* **Task brief**:
Rewrite the records below, switching every "pobreza-point" to "poverty-point" and leaving everything else unchanged.

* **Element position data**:

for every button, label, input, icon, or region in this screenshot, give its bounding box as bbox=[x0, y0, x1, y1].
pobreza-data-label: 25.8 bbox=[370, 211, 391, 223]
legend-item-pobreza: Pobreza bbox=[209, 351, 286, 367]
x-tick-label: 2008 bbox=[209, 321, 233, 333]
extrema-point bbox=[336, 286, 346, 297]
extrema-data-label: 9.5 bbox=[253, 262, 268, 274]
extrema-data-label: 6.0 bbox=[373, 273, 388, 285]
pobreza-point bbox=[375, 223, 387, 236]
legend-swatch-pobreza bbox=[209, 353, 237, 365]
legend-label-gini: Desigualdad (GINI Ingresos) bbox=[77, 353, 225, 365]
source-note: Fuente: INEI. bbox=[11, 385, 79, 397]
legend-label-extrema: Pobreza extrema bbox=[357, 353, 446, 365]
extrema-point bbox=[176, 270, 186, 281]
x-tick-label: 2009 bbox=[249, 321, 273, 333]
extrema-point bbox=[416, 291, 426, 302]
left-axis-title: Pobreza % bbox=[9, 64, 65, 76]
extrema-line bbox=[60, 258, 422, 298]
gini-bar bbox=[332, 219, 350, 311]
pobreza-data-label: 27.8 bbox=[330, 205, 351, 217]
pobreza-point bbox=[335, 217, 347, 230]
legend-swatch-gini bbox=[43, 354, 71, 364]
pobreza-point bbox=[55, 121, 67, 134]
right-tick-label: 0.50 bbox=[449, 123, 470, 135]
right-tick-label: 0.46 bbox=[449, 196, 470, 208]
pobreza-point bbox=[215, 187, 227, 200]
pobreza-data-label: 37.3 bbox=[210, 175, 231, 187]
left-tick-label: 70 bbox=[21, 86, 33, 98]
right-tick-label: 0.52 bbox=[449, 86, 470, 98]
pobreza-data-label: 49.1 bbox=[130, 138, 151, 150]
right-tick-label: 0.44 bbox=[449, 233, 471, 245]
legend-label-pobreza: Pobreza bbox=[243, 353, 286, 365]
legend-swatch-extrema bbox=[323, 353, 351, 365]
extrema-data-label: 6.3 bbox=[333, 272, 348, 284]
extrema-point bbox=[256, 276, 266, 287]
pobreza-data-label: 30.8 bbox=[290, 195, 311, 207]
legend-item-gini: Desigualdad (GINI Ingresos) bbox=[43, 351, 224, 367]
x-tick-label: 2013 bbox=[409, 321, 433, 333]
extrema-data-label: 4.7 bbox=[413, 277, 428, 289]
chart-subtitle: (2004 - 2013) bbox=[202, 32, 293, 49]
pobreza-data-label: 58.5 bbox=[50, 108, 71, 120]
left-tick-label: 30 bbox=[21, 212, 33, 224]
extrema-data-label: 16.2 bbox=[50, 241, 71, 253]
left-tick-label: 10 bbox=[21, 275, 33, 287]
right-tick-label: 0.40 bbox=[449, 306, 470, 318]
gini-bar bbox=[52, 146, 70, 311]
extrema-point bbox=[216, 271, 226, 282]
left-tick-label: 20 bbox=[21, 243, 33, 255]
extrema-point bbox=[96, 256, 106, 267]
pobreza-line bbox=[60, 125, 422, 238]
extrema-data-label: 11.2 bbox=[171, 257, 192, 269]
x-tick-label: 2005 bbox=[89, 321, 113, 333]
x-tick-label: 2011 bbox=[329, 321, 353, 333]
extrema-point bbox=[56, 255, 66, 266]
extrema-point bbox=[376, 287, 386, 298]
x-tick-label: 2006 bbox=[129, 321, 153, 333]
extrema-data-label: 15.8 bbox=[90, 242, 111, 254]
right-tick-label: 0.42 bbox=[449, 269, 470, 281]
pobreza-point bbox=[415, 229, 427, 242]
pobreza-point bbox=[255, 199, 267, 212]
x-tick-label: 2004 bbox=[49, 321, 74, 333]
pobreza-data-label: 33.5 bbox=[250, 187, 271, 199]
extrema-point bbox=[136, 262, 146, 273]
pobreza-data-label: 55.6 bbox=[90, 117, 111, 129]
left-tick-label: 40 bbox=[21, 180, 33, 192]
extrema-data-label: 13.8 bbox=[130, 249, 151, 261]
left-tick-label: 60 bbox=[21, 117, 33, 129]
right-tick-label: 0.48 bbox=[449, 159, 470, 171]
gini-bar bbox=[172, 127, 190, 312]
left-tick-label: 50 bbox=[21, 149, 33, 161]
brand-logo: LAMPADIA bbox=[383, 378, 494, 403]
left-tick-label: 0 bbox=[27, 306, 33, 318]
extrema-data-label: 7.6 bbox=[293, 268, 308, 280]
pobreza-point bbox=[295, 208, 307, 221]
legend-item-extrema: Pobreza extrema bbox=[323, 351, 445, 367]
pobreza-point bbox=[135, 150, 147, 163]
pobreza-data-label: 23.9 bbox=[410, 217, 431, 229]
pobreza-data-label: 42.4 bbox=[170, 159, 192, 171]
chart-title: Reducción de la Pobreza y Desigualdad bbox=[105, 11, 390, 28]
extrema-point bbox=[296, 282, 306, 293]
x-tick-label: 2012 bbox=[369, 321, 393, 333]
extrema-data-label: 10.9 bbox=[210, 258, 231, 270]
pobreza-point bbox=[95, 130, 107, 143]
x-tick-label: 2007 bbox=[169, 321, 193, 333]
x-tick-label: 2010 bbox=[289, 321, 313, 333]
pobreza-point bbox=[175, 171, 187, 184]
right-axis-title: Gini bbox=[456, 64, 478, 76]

* **Response**:
for every button, label, input, icon, or region in this screenshot, give its bounding box as bbox=[x0, y0, x1, y1].
pobreza-data-label: 25.8 bbox=[370, 211, 391, 223]
legend-item-pobreza: Pobreza bbox=[209, 351, 286, 367]
x-tick-label: 2008 bbox=[209, 321, 233, 333]
extrema-point bbox=[336, 286, 346, 297]
extrema-data-label: 9.5 bbox=[253, 262, 268, 274]
extrema-data-label: 6.0 bbox=[373, 273, 388, 285]
poverty-point bbox=[375, 223, 387, 236]
legend-swatch-pobreza bbox=[209, 353, 237, 365]
legend-label-gini: Desigualdad (GINI Ingresos) bbox=[77, 353, 225, 365]
source-note: Fuente: INEI. bbox=[11, 385, 79, 397]
legend-label-extrema: Pobreza extrema bbox=[357, 353, 446, 365]
extrema-point bbox=[176, 270, 186, 281]
x-tick-label: 2009 bbox=[249, 321, 273, 333]
extrema-point bbox=[416, 291, 426, 302]
left-axis-title: Pobreza % bbox=[9, 64, 65, 76]
extrema-line bbox=[60, 258, 422, 298]
gini-bar bbox=[332, 219, 350, 311]
pobreza-data-label: 27.8 bbox=[330, 205, 351, 217]
poverty-point bbox=[335, 217, 347, 230]
legend-swatch-gini bbox=[43, 354, 71, 364]
poverty-point bbox=[55, 121, 67, 134]
right-tick-label: 0.50 bbox=[449, 123, 470, 135]
right-tick-label: 0.46 bbox=[449, 196, 470, 208]
poverty-point bbox=[215, 187, 227, 200]
pobreza-data-label: 37.3 bbox=[210, 175, 231, 187]
left-tick-label: 70 bbox=[21, 86, 33, 98]
right-tick-label: 0.52 bbox=[449, 86, 470, 98]
pobreza-data-label: 49.1 bbox=[130, 138, 151, 150]
right-tick-label: 0.44 bbox=[449, 233, 471, 245]
legend-label-pobreza: Pobreza bbox=[243, 353, 286, 365]
legend-swatch-extrema bbox=[323, 353, 351, 365]
extrema-data-label: 6.3 bbox=[333, 272, 348, 284]
extrema-point bbox=[256, 276, 266, 287]
pobreza-data-label: 30.8 bbox=[290, 195, 311, 207]
legend-item-gini: Desigualdad (GINI Ingresos) bbox=[43, 351, 224, 367]
x-tick-label: 2013 bbox=[409, 321, 433, 333]
extrema-data-label: 4.7 bbox=[413, 277, 428, 289]
chart-subtitle: (2004 - 2013) bbox=[202, 32, 293, 49]
pobreza-data-label: 58.5 bbox=[50, 108, 71, 120]
left-tick-label: 30 bbox=[21, 212, 33, 224]
extrema-data-label: 16.2 bbox=[50, 241, 71, 253]
left-tick-label: 10 bbox=[21, 275, 33, 287]
right-tick-label: 0.40 bbox=[449, 306, 470, 318]
gini-bar bbox=[52, 146, 70, 311]
extrema-point bbox=[216, 271, 226, 282]
left-tick-label: 20 bbox=[21, 243, 33, 255]
extrema-point bbox=[96, 256, 106, 267]
pobreza-line bbox=[60, 125, 422, 238]
extrema-data-label: 11.2 bbox=[171, 257, 192, 269]
x-tick-label: 2005 bbox=[89, 321, 113, 333]
x-tick-label: 2011 bbox=[329, 321, 353, 333]
extrema-point bbox=[56, 255, 66, 266]
extrema-point bbox=[376, 287, 386, 298]
x-tick-label: 2006 bbox=[129, 321, 153, 333]
extrema-data-label: 15.8 bbox=[90, 242, 111, 254]
right-tick-label: 0.42 bbox=[449, 269, 470, 281]
poverty-point bbox=[415, 229, 427, 242]
poverty-point bbox=[255, 199, 267, 212]
x-tick-label: 2004 bbox=[49, 321, 74, 333]
pobreza-data-label: 33.5 bbox=[250, 187, 271, 199]
extrema-point bbox=[136, 262, 146, 273]
pobreza-data-label: 55.6 bbox=[90, 117, 111, 129]
left-tick-label: 40 bbox=[21, 180, 33, 192]
extrema-data-label: 13.8 bbox=[130, 249, 151, 261]
left-tick-label: 60 bbox=[21, 117, 33, 129]
right-tick-label: 0.48 bbox=[449, 159, 470, 171]
gini-bar bbox=[172, 127, 190, 312]
left-tick-label: 50 bbox=[21, 149, 33, 161]
brand-logo: LAMPADIA bbox=[383, 378, 494, 403]
left-tick-label: 0 bbox=[27, 306, 33, 318]
extrema-data-label: 7.6 bbox=[293, 268, 308, 280]
poverty-point bbox=[295, 208, 307, 221]
legend-item-extrema: Pobreza extrema bbox=[323, 351, 445, 367]
poverty-point bbox=[135, 150, 147, 163]
pobreza-data-label: 23.9 bbox=[410, 217, 431, 229]
pobreza-data-label: 42.4 bbox=[170, 159, 192, 171]
chart-title: Reducción de la Pobreza y Desigualdad bbox=[105, 11, 390, 28]
extrema-point bbox=[296, 282, 306, 293]
x-tick-label: 2012 bbox=[369, 321, 393, 333]
extrema-data-label: 10.9 bbox=[210, 258, 231, 270]
poverty-point bbox=[95, 130, 107, 143]
x-tick-label: 2007 bbox=[169, 321, 193, 333]
x-tick-label: 2010 bbox=[289, 321, 313, 333]
poverty-point bbox=[175, 171, 187, 184]
right-axis-title: Gini bbox=[456, 64, 478, 76]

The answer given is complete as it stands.